GIVEN INSTRUCTION: Find each line containing the string "electron" and return it.

>> BEGIN EXTRACTED INFORMATION

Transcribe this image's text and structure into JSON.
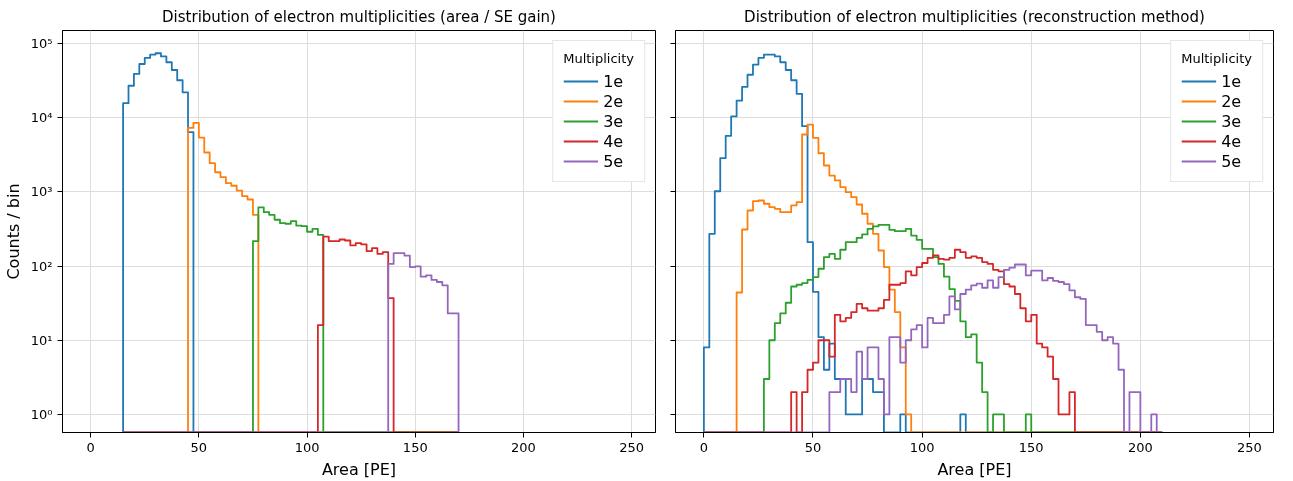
{
  "chart_data": [
    {
      "type": "histogram",
      "title": "Distribution of electron multiplicities (area / SE gain)",
      "xlabel": "Area [PE]",
      "ylabel": "Counts / bin",
      "legend_title": "Multiplicity",
      "legend": "top right",
      "grid": true,
      "log": "y",
      "xlim": [
        -13,
        261
      ],
      "ylim": [
        0.57,
        150000
      ],
      "xticks": [
        0,
        50,
        100,
        150,
        200,
        250
      ],
      "yticks": [
        {
          "value": 1,
          "label": "10⁰"
        },
        {
          "value": 10,
          "label": "10¹"
        },
        {
          "value": 100,
          "label": "10²"
        },
        {
          "value": 1000,
          "label": "10³"
        },
        {
          "value": 10000,
          "label": "10⁴"
        },
        {
          "value": 100000,
          "label": "10⁵"
        }
      ],
      "bins": [
        15,
        17.5,
        20,
        22.5,
        25,
        27.5,
        30,
        32.5,
        35,
        37.5,
        40,
        42.5,
        45,
        47.5,
        50,
        52.5,
        55,
        57.5,
        60,
        62.5,
        65,
        67.5,
        70,
        72.5,
        75,
        77.5,
        80,
        82.5,
        85,
        87.5,
        90,
        92.5,
        95,
        97.5,
        100,
        102.5,
        105,
        107.5,
        110,
        112.5,
        115,
        117.5,
        120,
        122.5,
        125,
        127.5,
        130,
        132.5,
        135,
        137.5,
        140,
        142.5,
        145,
        147.5,
        150,
        152.5,
        155,
        157.5,
        160,
        162.5,
        165,
        167.5,
        170
      ],
      "series": [
        {
          "name": "1e",
          "color": "#1f77b4",
          "values": [
            15700,
            27000,
            39000,
            53000,
            64000,
            71000,
            74000,
            67000,
            56000,
            44000,
            32000,
            22000,
            6400,
            null,
            null,
            null,
            null,
            null,
            null,
            null,
            null,
            null,
            null,
            null,
            null,
            null,
            null,
            null,
            null,
            null,
            null,
            null,
            null,
            null,
            null,
            null,
            null,
            null,
            null,
            null,
            null,
            null,
            null,
            null,
            null,
            null,
            null,
            null,
            null,
            null,
            null,
            null,
            null,
            null,
            null,
            null,
            null,
            null,
            null,
            null,
            null,
            null
          ]
        },
        {
          "name": "2e",
          "color": "#ff7f0e",
          "values": [
            null,
            null,
            null,
            null,
            null,
            null,
            null,
            null,
            null,
            null,
            null,
            null,
            7300,
            8500,
            5400,
            3400,
            2440,
            1840,
            1580,
            1310,
            1210,
            1040,
            875,
            790,
            490,
            null,
            null,
            null,
            null,
            null,
            null,
            null,
            null,
            null,
            null,
            null,
            null,
            null,
            null,
            null,
            null,
            null,
            null,
            null,
            null,
            null,
            null,
            null,
            null,
            null,
            null,
            null,
            null,
            null,
            null,
            null,
            null,
            null,
            null,
            null,
            null,
            null
          ]
        },
        {
          "name": "3e",
          "color": "#2ca02c",
          "values": [
            null,
            null,
            null,
            null,
            null,
            null,
            null,
            null,
            null,
            null,
            null,
            null,
            null,
            null,
            null,
            null,
            null,
            null,
            null,
            null,
            null,
            null,
            null,
            null,
            217,
            620,
            533,
            491,
            421,
            379,
            372,
            403,
            352,
            345,
            290,
            318,
            264,
            null,
            null,
            null,
            null,
            null,
            null,
            null,
            null,
            null,
            null,
            null,
            null,
            null,
            null,
            null,
            null,
            null,
            null,
            null,
            null,
            null,
            null,
            null,
            null,
            null
          ]
        },
        {
          "name": "4e",
          "color": "#d62728",
          "values": [
            null,
            null,
            null,
            null,
            null,
            null,
            null,
            null,
            null,
            null,
            null,
            null,
            null,
            null,
            null,
            null,
            null,
            null,
            null,
            null,
            null,
            null,
            null,
            null,
            null,
            null,
            null,
            null,
            null,
            null,
            null,
            null,
            null,
            null,
            null,
            null,
            16,
            250,
            217,
            217,
            228,
            221,
            190,
            204,
            196,
            159,
            174,
            146,
            154,
            37,
            null,
            null,
            null,
            null,
            null,
            null,
            null,
            null,
            null,
            null,
            null,
            null
          ]
        },
        {
          "name": "5e",
          "color": "#9467bd",
          "values": [
            null,
            null,
            null,
            null,
            null,
            null,
            null,
            null,
            null,
            null,
            null,
            null,
            null,
            null,
            null,
            null,
            null,
            null,
            null,
            null,
            null,
            null,
            null,
            null,
            null,
            null,
            null,
            null,
            null,
            null,
            null,
            null,
            null,
            null,
            null,
            null,
            null,
            null,
            null,
            null,
            null,
            null,
            null,
            null,
            null,
            null,
            null,
            null,
            null,
            107,
            149,
            149,
            138,
            97,
            99,
            72,
            75,
            65,
            61,
            55,
            23,
            23
          ]
        }
      ]
    },
    {
      "type": "histogram",
      "title": "Distribution of electron multiplicities (reconstruction method)",
      "xlabel": "Area [PE]",
      "legend_title": "Multiplicity",
      "legend": "top right",
      "grid": true,
      "log": "y",
      "tick_labels": "x",
      "xlim": [
        -13,
        261
      ],
      "ylim": [
        0.57,
        150000
      ],
      "xticks": [
        0,
        50,
        100,
        150,
        200,
        250
      ],
      "yticks": [
        1,
        10,
        100,
        1000,
        10000,
        100000
      ],
      "bins": [
        0,
        2.5,
        5,
        7.5,
        10,
        12.5,
        15,
        17.5,
        20,
        22.5,
        25,
        27.5,
        30,
        32.5,
        35,
        37.5,
        40,
        42.5,
        45,
        47.5,
        50,
        52.5,
        55,
        57.5,
        60,
        62.5,
        65,
        67.5,
        70,
        72.5,
        75,
        77.5,
        80,
        82.5,
        85,
        87.5,
        90,
        92.5,
        95,
        97.5,
        100,
        102.5,
        105,
        107.5,
        110,
        112.5,
        115,
        117.5,
        120,
        122.5,
        125,
        127.5,
        130,
        132.5,
        135,
        137.5,
        140,
        142.5,
        145,
        147.5,
        150,
        152.5,
        155,
        157.5,
        160,
        162.5,
        165,
        167.5,
        170,
        172.5,
        175,
        177.5,
        180,
        182.5,
        185,
        187.5,
        190,
        192.5,
        195,
        197.5,
        200,
        202.5,
        205,
        207.5,
        210
      ],
      "series": [
        {
          "name": "1e",
          "color": "#1f77b4",
          "values": [
            8,
            272,
            1020,
            2850,
            5700,
            10400,
            17000,
            26000,
            38000,
            52000,
            64000,
            71000,
            71000,
            67000,
            56000,
            44000,
            32000,
            21000,
            7700,
            210,
            45,
            11,
            4,
            9,
            3,
            3,
            1,
            1,
            1,
            3,
            3,
            2,
            2,
            null,
            null,
            null,
            1,
            null,
            null,
            null,
            null,
            null,
            null,
            null,
            null,
            null,
            null,
            1,
            null,
            null,
            null,
            null,
            null,
            null,
            null,
            null,
            null,
            null,
            null,
            null,
            null,
            null,
            null,
            null,
            null,
            null,
            null,
            null,
            null,
            null,
            null,
            null,
            null,
            null,
            null,
            null,
            null,
            null,
            null,
            null,
            null,
            null,
            null,
            null
          ]
        },
        {
          "name": "2e",
          "color": "#ff7f0e",
          "values": [
            null,
            null,
            null,
            null,
            null,
            null,
            44,
            311,
            561,
            750,
            765,
            692,
            622,
            592,
            533,
            533,
            656,
            727,
            5940,
            8090,
            5360,
            3320,
            2270,
            1660,
            1430,
            1160,
            991,
            849,
            676,
            507,
            372,
            272,
            162,
            97,
            48,
            24,
            8,
            1,
            null,
            null,
            null,
            null,
            null,
            null,
            null,
            null,
            null,
            null,
            null,
            null,
            null,
            null,
            null,
            null,
            null,
            null,
            null,
            null,
            null,
            null,
            null,
            null,
            null,
            null,
            null,
            null,
            null,
            null,
            null,
            null,
            null,
            null,
            null,
            null,
            null,
            null,
            null,
            null,
            null,
            null,
            null,
            null,
            null,
            null
          ]
        },
        {
          "name": "3e",
          "color": "#2ca02c",
          "values": [
            null,
            null,
            null,
            null,
            null,
            null,
            null,
            null,
            null,
            null,
            null,
            3,
            10,
            17,
            23,
            32,
            53,
            56,
            59,
            65,
            71,
            92,
            132,
            146,
            125,
            166,
            210,
            210,
            240,
            267,
            318,
            342,
            360,
            360,
            308,
            295,
            295,
            318,
            258,
            226,
            171,
            171,
            132,
            107,
            72,
            49,
            34,
            18,
            11,
            12,
            5,
            2,
            null,
            1,
            1,
            null,
            null,
            null,
            null,
            1,
            null,
            null,
            null,
            null,
            null,
            null,
            null,
            null,
            null,
            null,
            null,
            null,
            null,
            null,
            null,
            null,
            null,
            null,
            null,
            null,
            null,
            null,
            null,
            null
          ]
        },
        {
          "name": "4e",
          "color": "#d62728",
          "values": [
            null,
            null,
            null,
            null,
            null,
            null,
            null,
            null,
            null,
            null,
            null,
            null,
            null,
            null,
            null,
            null,
            2,
            null,
            2,
            4,
            5,
            10,
            10,
            6,
            22,
            18,
            20,
            24,
            31,
            27,
            25,
            25,
            27,
            35,
            56,
            56,
            59,
            85,
            75,
            97,
            110,
            129,
            139,
            125,
            122,
            129,
            166,
            154,
            129,
            135,
            129,
            113,
            107,
            89,
            85,
            57,
            53,
            42,
            27,
            18,
            22,
            9,
            8,
            6,
            3,
            1,
            1,
            2,
            null,
            null,
            null,
            null,
            null,
            null,
            null,
            null,
            null,
            null,
            null,
            null,
            null,
            null,
            null,
            null
          ]
        },
        {
          "name": "5e",
          "color": "#9467bd",
          "values": [
            null,
            null,
            null,
            null,
            null,
            null,
            null,
            null,
            null,
            null,
            null,
            null,
            null,
            null,
            null,
            null,
            null,
            null,
            null,
            null,
            null,
            null,
            null,
            2,
            2,
            3,
            3,
            2,
            7,
            3,
            8,
            8,
            3,
            1,
            11,
            11,
            5,
            10,
            14,
            16,
            8,
            20,
            17,
            17,
            22,
            39,
            26,
            42,
            48,
            55,
            58,
            51,
            64,
            51,
            71,
            89,
            95,
            105,
            105,
            75,
            87,
            87,
            64,
            69,
            63,
            61,
            57,
            47,
            38,
            36,
            16,
            16,
            13,
            10,
            11,
            9,
            4,
            null,
            2,
            2,
            null,
            null,
            1,
            null
          ]
        }
      ]
    }
  ]
}
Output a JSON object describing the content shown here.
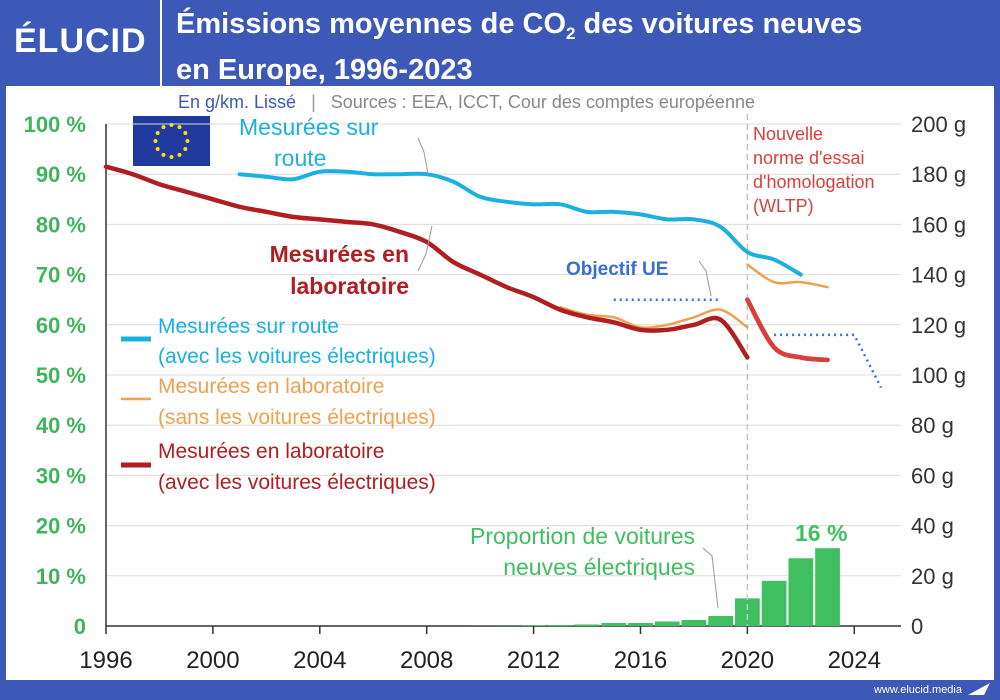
{
  "header": {
    "logo": "ÉLUCID",
    "title_part1": "Émissions moyennes de CO",
    "title_sub": "2",
    "title_part2": " des voitures neuves",
    "title_line2": "en Europe, 1996-2023"
  },
  "subtitle": {
    "unit_note": "En g/km. Lissé",
    "sources": "Sources : EEA, ICCT, Cour des comptes européenne"
  },
  "footer": {
    "url": "www.elucid.media"
  },
  "colors": {
    "brand_blue": "#3c59b8",
    "road": "#1ab0e0",
    "lab_no_ev": "#f0a050",
    "lab_with_ev": "#b11e22",
    "target": "#3a6ed0",
    "ev_share": "#3fbf5f",
    "wltp": "#d9403c",
    "percent_axis": "#3fb45c",
    "gram_axis": "#333333"
  },
  "chart_data": {
    "type": "line",
    "xlim": [
      1996,
      2025
    ],
    "x_ticks": [
      "1996",
      "2000",
      "2004",
      "2008",
      "2012",
      "2016",
      "2020",
      "2024"
    ],
    "y_right": {
      "label": "g/km",
      "lim": [
        0,
        200
      ],
      "ticks": [
        "0",
        "20 g",
        "40 g",
        "60 g",
        "80 g",
        "100 g",
        "120 g",
        "140 g",
        "160 g",
        "180 g",
        "200 g"
      ]
    },
    "y_left": {
      "label": "%",
      "lim": [
        0,
        100
      ],
      "ticks": [
        "0",
        "10 %",
        "20 %",
        "30 %",
        "40 %",
        "50 %",
        "60 %",
        "70 %",
        "80 %",
        "90 %",
        "100 %"
      ]
    },
    "grid": true,
    "series": [
      {
        "key": "road",
        "name": "Mesurées sur route (avec les voitures électriques)",
        "color": "#1ab0e0",
        "x": [
          2001,
          2002,
          2003,
          2004,
          2005,
          2006,
          2007,
          2008,
          2009,
          2010,
          2011,
          2012,
          2013,
          2014,
          2015,
          2016,
          2017,
          2018,
          2019,
          2020,
          2021,
          2022
        ],
        "y": [
          180,
          179,
          178,
          181,
          181,
          180,
          180,
          180,
          177,
          171,
          169,
          168,
          168,
          165,
          165,
          164,
          162,
          162,
          159,
          149,
          146,
          140
        ]
      },
      {
        "key": "lab_no_ev",
        "name": "Mesurées en laboratoire (sans les voitures électriques)",
        "color": "#f0a050",
        "segments": [
          {
            "x": [
              2013,
              2014,
              2015,
              2016,
              2017,
              2018,
              2019,
              2020
            ],
            "y": [
              127,
              124,
              123,
              119,
              120,
              123,
              126,
              119
            ]
          },
          {
            "x": [
              2020,
              2021,
              2022,
              2023
            ],
            "y": [
              144,
              137,
              137,
              135
            ]
          }
        ]
      },
      {
        "key": "lab_with_ev",
        "name": "Mesurées en laboratoire (avec les voitures électriques)",
        "color": "#b11e22",
        "segments": [
          {
            "x": [
              1996,
              1997,
              1998,
              1999,
              2000,
              2001,
              2002,
              2003,
              2004,
              2005,
              2006,
              2007,
              2008,
              2009,
              2010,
              2011,
              2012,
              2013,
              2014,
              2015,
              2016,
              2017,
              2018,
              2019,
              2020
            ],
            "y": [
              183,
              180,
              176,
              173,
              170,
              167,
              165,
              163,
              162,
              161,
              160,
              157,
              153,
              145,
              140,
              135,
              131,
              126,
              123,
              121,
              118,
              118,
              120,
              122,
              107
            ]
          },
          {
            "x": [
              2020,
              2021,
              2022,
              2023
            ],
            "y": [
              130,
              111,
              107,
              106
            ]
          }
        ]
      }
    ],
    "targets": {
      "name": "Objectif UE",
      "color": "#3a6ed0",
      "segments": [
        {
          "x": [
            2015,
            2019
          ],
          "y": [
            130,
            130
          ]
        },
        {
          "x": [
            2021,
            2024,
            2025
          ],
          "y": [
            116,
            116,
            95
          ]
        }
      ]
    },
    "ev_share": {
      "name": "Proportion de voitures neuves électriques",
      "axis": "left",
      "color": "#3fbf5f",
      "years": [
        2010,
        2011,
        2012,
        2013,
        2014,
        2015,
        2016,
        2017,
        2018,
        2019,
        2020,
        2021,
        2022,
        2023
      ],
      "values": [
        0.02,
        0.05,
        0.1,
        0.2,
        0.3,
        0.6,
        0.6,
        0.9,
        1.2,
        2,
        5.5,
        9,
        13.5,
        15.5
      ],
      "highlight_label": "16 %"
    },
    "wltp_marker": {
      "x": 2020,
      "label_lines": [
        "Nouvelle",
        "norme d'essai",
        "d'homologation",
        "(WLTP)"
      ]
    },
    "annotations": {
      "road_lines": [
        "Mesurées sur",
        "route"
      ],
      "lab_lines": [
        "Mesurées en",
        "laboratoire"
      ],
      "target": "Objectif UE",
      "ev_lines": [
        "Proportion de voitures",
        "neuves électriques"
      ]
    },
    "legend": {
      "placement": "middle-left",
      "items": [
        {
          "key": "road",
          "lines": [
            "Mesurées sur route",
            "(avec les voitures électriques)"
          ],
          "color": "#1ab0e0"
        },
        {
          "key": "lab_no_ev",
          "lines": [
            "Mesurées en laboratoire",
            "(sans les voitures électriques)"
          ],
          "color": "#f0a050"
        },
        {
          "key": "lab_with_ev",
          "lines": [
            "Mesurées en laboratoire",
            "(avec les voitures électriques)"
          ],
          "color": "#b11e22"
        }
      ]
    }
  }
}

>> END EXTRACTED INFORMATION

EXERCISE SOLUTION:
      "title": "Distribution of electron multiplicities (area / SE gain)",
      "title": "Distribution of electron multiplicities (reconstruction method)",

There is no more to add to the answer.